'''

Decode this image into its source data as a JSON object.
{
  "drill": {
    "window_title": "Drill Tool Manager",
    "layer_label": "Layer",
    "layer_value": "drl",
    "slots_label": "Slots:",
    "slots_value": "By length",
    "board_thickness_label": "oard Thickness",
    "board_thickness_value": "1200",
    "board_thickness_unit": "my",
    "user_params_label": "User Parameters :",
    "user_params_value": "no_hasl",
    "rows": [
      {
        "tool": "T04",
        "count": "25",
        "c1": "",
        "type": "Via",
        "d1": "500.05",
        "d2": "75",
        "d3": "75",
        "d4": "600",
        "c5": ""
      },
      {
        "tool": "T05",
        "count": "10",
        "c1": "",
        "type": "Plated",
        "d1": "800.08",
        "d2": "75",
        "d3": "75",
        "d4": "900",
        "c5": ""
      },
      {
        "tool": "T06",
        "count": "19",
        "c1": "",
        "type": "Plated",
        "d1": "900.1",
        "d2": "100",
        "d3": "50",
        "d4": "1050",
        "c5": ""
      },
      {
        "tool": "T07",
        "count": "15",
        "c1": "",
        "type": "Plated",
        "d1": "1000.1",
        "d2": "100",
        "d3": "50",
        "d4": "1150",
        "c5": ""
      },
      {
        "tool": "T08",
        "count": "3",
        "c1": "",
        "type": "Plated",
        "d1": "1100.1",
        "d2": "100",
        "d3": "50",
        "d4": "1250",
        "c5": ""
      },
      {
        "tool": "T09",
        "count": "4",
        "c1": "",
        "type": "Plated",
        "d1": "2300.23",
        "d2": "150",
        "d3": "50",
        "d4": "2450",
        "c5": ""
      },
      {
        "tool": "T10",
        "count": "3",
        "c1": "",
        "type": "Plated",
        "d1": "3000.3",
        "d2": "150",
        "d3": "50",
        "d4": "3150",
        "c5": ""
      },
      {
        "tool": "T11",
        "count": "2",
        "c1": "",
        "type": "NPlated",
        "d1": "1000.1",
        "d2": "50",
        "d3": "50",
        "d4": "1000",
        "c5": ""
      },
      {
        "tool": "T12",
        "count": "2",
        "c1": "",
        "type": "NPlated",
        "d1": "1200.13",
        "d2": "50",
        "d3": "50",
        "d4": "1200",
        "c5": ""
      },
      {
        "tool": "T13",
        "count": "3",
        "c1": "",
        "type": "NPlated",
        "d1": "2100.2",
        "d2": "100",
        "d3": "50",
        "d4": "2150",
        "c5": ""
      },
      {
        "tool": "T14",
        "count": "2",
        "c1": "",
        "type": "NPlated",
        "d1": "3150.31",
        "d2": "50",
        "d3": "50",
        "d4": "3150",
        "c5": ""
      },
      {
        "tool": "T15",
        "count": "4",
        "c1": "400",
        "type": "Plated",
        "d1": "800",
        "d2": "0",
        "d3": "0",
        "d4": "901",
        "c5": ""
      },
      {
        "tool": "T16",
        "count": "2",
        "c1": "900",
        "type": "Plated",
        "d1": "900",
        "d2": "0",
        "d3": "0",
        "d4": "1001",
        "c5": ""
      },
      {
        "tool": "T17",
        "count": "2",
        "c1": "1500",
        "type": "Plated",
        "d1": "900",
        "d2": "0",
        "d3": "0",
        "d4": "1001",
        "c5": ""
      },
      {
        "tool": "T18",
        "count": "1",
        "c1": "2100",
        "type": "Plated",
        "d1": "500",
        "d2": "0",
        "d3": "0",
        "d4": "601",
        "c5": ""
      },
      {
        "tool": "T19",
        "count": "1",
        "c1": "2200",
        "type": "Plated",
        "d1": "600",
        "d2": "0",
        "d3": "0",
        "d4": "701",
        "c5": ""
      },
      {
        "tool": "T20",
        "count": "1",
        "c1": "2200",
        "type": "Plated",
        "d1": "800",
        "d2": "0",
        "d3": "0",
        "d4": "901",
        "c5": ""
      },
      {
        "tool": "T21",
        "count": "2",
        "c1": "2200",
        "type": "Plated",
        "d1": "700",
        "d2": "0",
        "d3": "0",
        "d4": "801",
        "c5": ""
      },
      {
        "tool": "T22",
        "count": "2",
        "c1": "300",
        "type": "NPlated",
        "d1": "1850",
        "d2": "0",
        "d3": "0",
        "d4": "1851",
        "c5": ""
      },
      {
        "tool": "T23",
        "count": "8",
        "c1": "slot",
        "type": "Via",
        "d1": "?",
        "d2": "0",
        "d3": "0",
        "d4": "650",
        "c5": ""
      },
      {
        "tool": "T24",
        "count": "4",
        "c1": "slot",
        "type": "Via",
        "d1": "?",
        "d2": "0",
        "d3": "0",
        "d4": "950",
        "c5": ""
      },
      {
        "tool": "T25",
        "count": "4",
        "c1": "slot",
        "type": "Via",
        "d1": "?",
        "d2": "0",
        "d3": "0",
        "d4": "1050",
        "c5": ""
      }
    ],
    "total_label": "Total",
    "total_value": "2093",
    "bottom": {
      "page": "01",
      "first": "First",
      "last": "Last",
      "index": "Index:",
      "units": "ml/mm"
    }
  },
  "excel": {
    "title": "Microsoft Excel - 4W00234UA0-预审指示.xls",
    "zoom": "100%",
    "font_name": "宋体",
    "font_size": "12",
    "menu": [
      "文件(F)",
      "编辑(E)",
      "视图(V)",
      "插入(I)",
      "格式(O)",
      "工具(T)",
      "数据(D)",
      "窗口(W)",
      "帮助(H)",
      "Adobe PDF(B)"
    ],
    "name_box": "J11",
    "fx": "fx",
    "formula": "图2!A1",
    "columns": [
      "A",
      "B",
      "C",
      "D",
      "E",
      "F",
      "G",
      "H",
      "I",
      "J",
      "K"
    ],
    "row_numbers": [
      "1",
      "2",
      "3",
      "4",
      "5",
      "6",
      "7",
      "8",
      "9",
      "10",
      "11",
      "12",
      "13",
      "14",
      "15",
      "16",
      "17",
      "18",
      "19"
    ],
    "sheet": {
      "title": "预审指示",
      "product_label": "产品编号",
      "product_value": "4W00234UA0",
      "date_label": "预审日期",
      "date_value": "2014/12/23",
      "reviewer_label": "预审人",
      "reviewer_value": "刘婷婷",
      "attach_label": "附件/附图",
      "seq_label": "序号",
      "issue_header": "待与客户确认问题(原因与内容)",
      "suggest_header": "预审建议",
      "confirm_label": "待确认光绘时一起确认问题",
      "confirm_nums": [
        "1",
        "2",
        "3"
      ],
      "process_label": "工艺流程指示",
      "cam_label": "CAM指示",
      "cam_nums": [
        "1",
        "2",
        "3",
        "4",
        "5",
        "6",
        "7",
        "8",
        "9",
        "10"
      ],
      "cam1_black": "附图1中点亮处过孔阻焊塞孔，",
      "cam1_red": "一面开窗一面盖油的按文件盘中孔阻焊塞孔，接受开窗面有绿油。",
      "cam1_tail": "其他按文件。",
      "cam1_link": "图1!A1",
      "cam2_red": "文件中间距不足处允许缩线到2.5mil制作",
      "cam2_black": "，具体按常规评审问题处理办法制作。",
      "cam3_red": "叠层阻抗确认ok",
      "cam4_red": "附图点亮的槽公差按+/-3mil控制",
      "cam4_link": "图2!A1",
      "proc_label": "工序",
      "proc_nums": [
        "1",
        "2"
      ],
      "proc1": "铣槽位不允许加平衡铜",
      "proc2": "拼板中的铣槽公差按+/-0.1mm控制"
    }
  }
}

'''

All of the entries need to be reproduced exactly; please write them out.

Decode this image into its source data as a JSON object.
{
  "drill": {
    "window_title": "Drill Tool Manager",
    "layer_label": "Layer",
    "layer_value": "drl",
    "slots_label": "Slots:",
    "slots_value": "By length",
    "board_thickness_label": "oard Thickness",
    "board_thickness_value": "1200",
    "board_thickness_unit": "my",
    "user_params_label": "User Parameters :",
    "user_params_value": "no_hasl",
    "rows": [
      {
        "tool": "T04",
        "count": "25",
        "c1": "",
        "type": "Via",
        "d1": "500.05",
        "d2": "75",
        "d3": "75",
        "d4": "600",
        "c5": ""
      },
      {
        "tool": "T05",
        "count": "10",
        "c1": "",
        "type": "Plated",
        "d1": "800.08",
        "d2": "75",
        "d3": "75",
        "d4": "900",
        "c5": ""
      },
      {
        "tool": "T06",
        "count": "19",
        "c1": "",
        "type": "Plated",
        "d1": "900.1",
        "d2": "100",
        "d3": "50",
        "d4": "1050",
        "c5": ""
      },
      {
        "tool": "T07",
        "count": "15",
        "c1": "",
        "type": "Plated",
        "d1": "1000.1",
        "d2": "100",
        "d3": "50",
        "d4": "1150",
        "c5": ""
      },
      {
        "tool": "T08",
        "count": "3",
        "c1": "",
        "type": "Plated",
        "d1": "1100.1",
        "d2": "100",
        "d3": "50",
        "d4": "1250",
        "c5": ""
      },
      {
        "tool": "T09",
        "count": "4",
        "c1": "",
        "type": "Plated",
        "d1": "2300.23",
        "d2": "150",
        "d3": "50",
        "d4": "2450",
        "c5": ""
      },
      {
        "tool": "T10",
        "count": "3",
        "c1": "",
        "type": "Plated",
        "d1": "3000.3",
        "d2": "150",
        "d3": "50",
        "d4": "3150",
        "c5": ""
      },
      {
        "tool": "T11",
        "count": "2",
        "c1": "",
        "type": "NPlated",
        "d1": "1000.1",
        "d2": "50",
        "d3": "50",
        "d4": "1000",
        "c5": ""
      },
      {
        "tool": "T12",
        "count": "2",
        "c1": "",
        "type": "NPlated",
        "d1": "1200.13",
        "d2": "50",
        "d3": "50",
        "d4": "1200",
        "c5": ""
      },
      {
        "tool": "T13",
        "count": "3",
        "c1": "",
        "type": "NPlated",
        "d1": "2100.2",
        "d2": "100",
        "d3": "50",
        "d4": "2150",
        "c5": ""
      },
      {
        "tool": "T14",
        "count": "2",
        "c1": "",
        "type": "NPlated",
        "d1": "3150.31",
        "d2": "50",
        "d3": "50",
        "d4": "3150",
        "c5": ""
      },
      {
        "tool": "T15",
        "count": "4",
        "c1": "400",
        "type": "Plated",
        "d1": "800",
        "d2": "0",
        "d3": "0",
        "d4": "901",
        "c5": ""
      },
      {
        "tool": "T16",
        "count": "2",
        "c1": "900",
        "type": "Plated",
        "d1": "900",
        "d2": "0",
        "d3": "0",
        "d4": "1001",
        "c5": ""
      },
      {
        "tool": "T17",
        "count": "2",
        "c1": "1500",
        "type": "Plated",
        "d1": "900",
        "d2": "0",
        "d3": "0",
        "d4": "1001",
        "c5": ""
      },
      {
        "tool": "T18",
        "count": "1",
        "c1": "2100",
        "type": "Plated",
        "d1": "500",
        "d2": "0",
        "d3": "0",
        "d4": "601",
        "c5": ""
      },
      {
        "tool": "T19",
        "count": "1",
        "c1": "2200",
        "type": "Plated",
        "d1": "600",
        "d2": "0",
        "d3": "0",
        "d4": "701",
        "c5": ""
      },
      {
        "tool": "T20",
        "count": "1",
        "c1": "2200",
        "type": "Plated",
        "d1": "800",
        "d2": "0",
        "d3": "0",
        "d4": "901",
        "c5": ""
      },
      {
        "tool": "T21",
        "count": "2",
        "c1": "2200",
        "type": "Plated",
        "d1": "700",
        "d2": "0",
        "d3": "0",
        "d4": "801",
        "c5": ""
      },
      {
        "tool": "T22",
        "count": "2",
        "c1": "300",
        "type": "NPlated",
        "d1": "1850",
        "d2": "0",
        "d3": "0",
        "d4": "1851",
        "c5": ""
      },
      {
        "tool": "T23",
        "count": "8",
        "c1": "slot",
        "type": "Via",
        "d1": "?",
        "d2": "0",
        "d3": "0",
        "d4": "650",
        "c5": ""
      },
      {
        "tool": "T24",
        "count": "4",
        "c1": "slot",
        "type": "Via",
        "d1": "?",
        "d2": "0",
        "d3": "0",
        "d4": "950",
        "c5": ""
      },
      {
        "tool": "T25",
        "count": "4",
        "c1": "slot",
        "type": "Via",
        "d1": "?",
        "d2": "0",
        "d3": "0",
        "d4": "1050",
        "c5": ""
      }
    ],
    "total_label": "Total",
    "total_value": "2093",
    "bottom": {
      "page": "01",
      "first": "First",
      "last": "Last",
      "index": "Index:",
      "units": "ml/mm"
    }
  },
  "excel": {
    "title": "Microsoft Excel - 4W00234UA0-预审指示.xls",
    "zoom": "100%",
    "font_name": "宋体",
    "font_size": "12",
    "menu": [
      "文件(F)",
      "编辑(E)",
      "视图(V)",
      "插入(I)",
      "格式(O)",
      "工具(T)",
      "数据(D)",
      "窗口(W)",
      "帮助(H)",
      "Adobe PDF(B)"
    ],
    "name_box": "J11",
    "fx": "fx",
    "formula": "图2!A1",
    "columns": [
      "A",
      "B",
      "C",
      "D",
      "E",
      "F",
      "G",
      "H",
      "I",
      "J",
      "K"
    ],
    "row_numbers": [
      "1",
      "2",
      "3",
      "4",
      "5",
      "6",
      "7",
      "8",
      "9",
      "10",
      "11",
      "12",
      "13",
      "14",
      "15",
      "16",
      "17",
      "18",
      "19"
    ],
    "sheet": {
      "title": "预审指示",
      "product_label": "产品编号",
      "product_value": "4W00234UA0",
      "date_label": "预审日期",
      "date_value": "2014/12/23",
      "reviewer_label": "预审人",
      "reviewer_value": "刘婷婷",
      "attach_label": "附件/附图",
      "seq_label": "序号",
      "issue_header": "待与客户确认问题(原因与内容)",
      "suggest_header": "预审建议",
      "confirm_label": "待确认光绘时一起确认问题",
      "confirm_nums": [
        "1",
        "2",
        "3"
      ],
      "process_label": "工艺流程指示",
      "cam_label": "CAM指示",
      "cam_nums": [
        "1",
        "2",
        "3",
        "4",
        "5",
        "6",
        "7",
        "8",
        "9",
        "10"
      ],
      "cam1_black": "附图1中点亮处过孔阻焊塞孔，",
      "cam1_red": "一面开窗一面盖油的按文件盘中孔阻焊塞孔，接受开窗面有绿油。",
      "cam1_tail": "其他按文件。",
      "cam1_link": "图1!A1",
      "cam2_red": "文件中间距不足处允许缩线到2.5mil制作",
      "cam2_black": "，具体按常规评审问题处理办法制作。",
      "cam3_red": "叠层阻抗确认ok",
      "cam4_red": "附图点亮的槽公差按+/-3mil控制",
      "cam4_link": "图2!A1",
      "proc_label": "工序",
      "proc_nums": [
        "1",
        "2"
      ],
      "proc1": "铣槽位不允许加平衡铜",
      "proc2": "拼板中的铣槽公差按+/-0.1mm控制"
    }
  }
}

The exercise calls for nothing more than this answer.